**DATA FOR THIS TASK:**
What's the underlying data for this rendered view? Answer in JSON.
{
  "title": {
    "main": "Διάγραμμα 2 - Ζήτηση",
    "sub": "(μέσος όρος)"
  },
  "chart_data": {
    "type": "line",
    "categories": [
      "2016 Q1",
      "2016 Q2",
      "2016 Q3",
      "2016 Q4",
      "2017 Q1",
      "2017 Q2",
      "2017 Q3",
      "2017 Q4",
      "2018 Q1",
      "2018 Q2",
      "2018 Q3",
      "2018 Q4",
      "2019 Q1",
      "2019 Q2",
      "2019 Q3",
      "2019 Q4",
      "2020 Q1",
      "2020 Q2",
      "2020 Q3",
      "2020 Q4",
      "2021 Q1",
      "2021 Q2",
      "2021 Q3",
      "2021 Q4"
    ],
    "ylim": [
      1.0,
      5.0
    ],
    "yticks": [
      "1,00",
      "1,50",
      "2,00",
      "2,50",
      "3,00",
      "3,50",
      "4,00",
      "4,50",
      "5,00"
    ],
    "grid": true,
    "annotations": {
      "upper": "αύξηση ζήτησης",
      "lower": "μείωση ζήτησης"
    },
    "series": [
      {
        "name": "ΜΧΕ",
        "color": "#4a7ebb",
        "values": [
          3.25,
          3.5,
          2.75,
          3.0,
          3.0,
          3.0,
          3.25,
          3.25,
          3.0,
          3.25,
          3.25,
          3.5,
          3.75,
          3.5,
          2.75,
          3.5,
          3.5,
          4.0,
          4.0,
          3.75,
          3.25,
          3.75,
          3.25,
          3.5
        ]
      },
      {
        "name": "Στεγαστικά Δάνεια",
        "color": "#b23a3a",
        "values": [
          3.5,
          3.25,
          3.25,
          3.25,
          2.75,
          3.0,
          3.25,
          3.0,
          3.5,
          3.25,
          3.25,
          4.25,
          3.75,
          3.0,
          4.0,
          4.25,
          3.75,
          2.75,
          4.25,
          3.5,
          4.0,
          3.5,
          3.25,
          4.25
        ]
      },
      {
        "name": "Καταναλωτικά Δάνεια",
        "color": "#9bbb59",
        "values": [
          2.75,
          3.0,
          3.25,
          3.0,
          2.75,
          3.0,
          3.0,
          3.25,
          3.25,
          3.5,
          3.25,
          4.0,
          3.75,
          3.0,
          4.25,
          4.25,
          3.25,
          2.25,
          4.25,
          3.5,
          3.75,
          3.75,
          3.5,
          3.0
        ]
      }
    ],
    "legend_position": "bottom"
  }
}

**EXERCISE INSTRUCTIONS:** Search the records for the word "Δάνεια", then list every line that has it.

**SOLUTION BELOW:**
        "name": "Στεγαστικά Δάνεια",
        "name": "Καταναλωτικά Δάνεια",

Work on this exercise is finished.